Dataset excerpt:
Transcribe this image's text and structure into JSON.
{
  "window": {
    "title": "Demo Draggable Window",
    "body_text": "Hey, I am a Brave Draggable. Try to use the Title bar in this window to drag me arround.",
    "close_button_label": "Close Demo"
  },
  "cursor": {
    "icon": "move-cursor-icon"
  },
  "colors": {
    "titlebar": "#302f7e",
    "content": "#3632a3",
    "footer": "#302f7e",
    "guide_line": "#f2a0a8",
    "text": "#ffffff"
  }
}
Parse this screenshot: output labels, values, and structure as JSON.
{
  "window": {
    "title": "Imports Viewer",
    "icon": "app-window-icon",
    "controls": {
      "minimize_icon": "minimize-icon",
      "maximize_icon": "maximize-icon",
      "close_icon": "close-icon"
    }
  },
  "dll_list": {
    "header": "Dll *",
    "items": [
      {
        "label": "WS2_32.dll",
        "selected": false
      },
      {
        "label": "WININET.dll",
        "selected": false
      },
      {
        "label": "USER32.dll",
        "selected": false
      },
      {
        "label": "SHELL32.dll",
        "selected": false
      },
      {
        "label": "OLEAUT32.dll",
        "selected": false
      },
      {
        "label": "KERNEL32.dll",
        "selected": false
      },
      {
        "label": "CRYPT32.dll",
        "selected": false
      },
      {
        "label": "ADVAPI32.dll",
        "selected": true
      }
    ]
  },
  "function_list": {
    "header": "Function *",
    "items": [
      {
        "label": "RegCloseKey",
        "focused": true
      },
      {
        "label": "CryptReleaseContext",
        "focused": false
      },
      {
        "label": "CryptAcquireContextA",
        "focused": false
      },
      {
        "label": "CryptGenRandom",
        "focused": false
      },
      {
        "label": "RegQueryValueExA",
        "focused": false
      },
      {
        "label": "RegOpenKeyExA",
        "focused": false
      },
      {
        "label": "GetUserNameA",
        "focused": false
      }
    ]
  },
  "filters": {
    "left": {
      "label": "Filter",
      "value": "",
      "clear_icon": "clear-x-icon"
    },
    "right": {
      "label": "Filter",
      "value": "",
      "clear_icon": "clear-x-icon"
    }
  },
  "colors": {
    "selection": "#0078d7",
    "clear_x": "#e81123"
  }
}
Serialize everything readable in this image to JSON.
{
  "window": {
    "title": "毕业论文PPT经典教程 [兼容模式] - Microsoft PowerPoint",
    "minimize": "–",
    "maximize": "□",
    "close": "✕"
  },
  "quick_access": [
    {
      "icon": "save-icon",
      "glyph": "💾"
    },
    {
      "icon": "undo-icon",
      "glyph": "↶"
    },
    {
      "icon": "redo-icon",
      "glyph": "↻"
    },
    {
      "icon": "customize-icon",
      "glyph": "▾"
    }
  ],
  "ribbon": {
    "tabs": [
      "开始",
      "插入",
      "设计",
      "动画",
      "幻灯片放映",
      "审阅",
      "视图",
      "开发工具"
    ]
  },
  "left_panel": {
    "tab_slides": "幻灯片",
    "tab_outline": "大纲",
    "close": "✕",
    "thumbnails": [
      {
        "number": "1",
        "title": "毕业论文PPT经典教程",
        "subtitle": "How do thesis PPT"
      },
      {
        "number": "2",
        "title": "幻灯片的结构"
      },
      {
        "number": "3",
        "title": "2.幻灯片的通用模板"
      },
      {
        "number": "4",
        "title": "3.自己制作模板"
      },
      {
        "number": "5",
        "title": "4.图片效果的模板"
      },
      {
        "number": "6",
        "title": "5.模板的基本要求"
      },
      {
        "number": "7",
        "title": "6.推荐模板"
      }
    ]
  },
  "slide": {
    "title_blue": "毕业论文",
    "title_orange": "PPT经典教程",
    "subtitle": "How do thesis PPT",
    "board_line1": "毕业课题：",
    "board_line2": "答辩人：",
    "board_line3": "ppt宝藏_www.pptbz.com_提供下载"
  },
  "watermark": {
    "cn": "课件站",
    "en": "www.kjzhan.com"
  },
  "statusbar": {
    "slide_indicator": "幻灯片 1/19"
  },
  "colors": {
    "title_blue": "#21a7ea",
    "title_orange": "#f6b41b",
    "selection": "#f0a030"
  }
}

GIVEN REQUEST
List every line above that contains the word "毕业论文PPT经典教程".

OUTPUT FOR THIS TASK
    "title": "毕业论文PPT经典教程 [兼容模式] - Microsoft PowerPoint",
        "title": "毕业论文PPT经典教程",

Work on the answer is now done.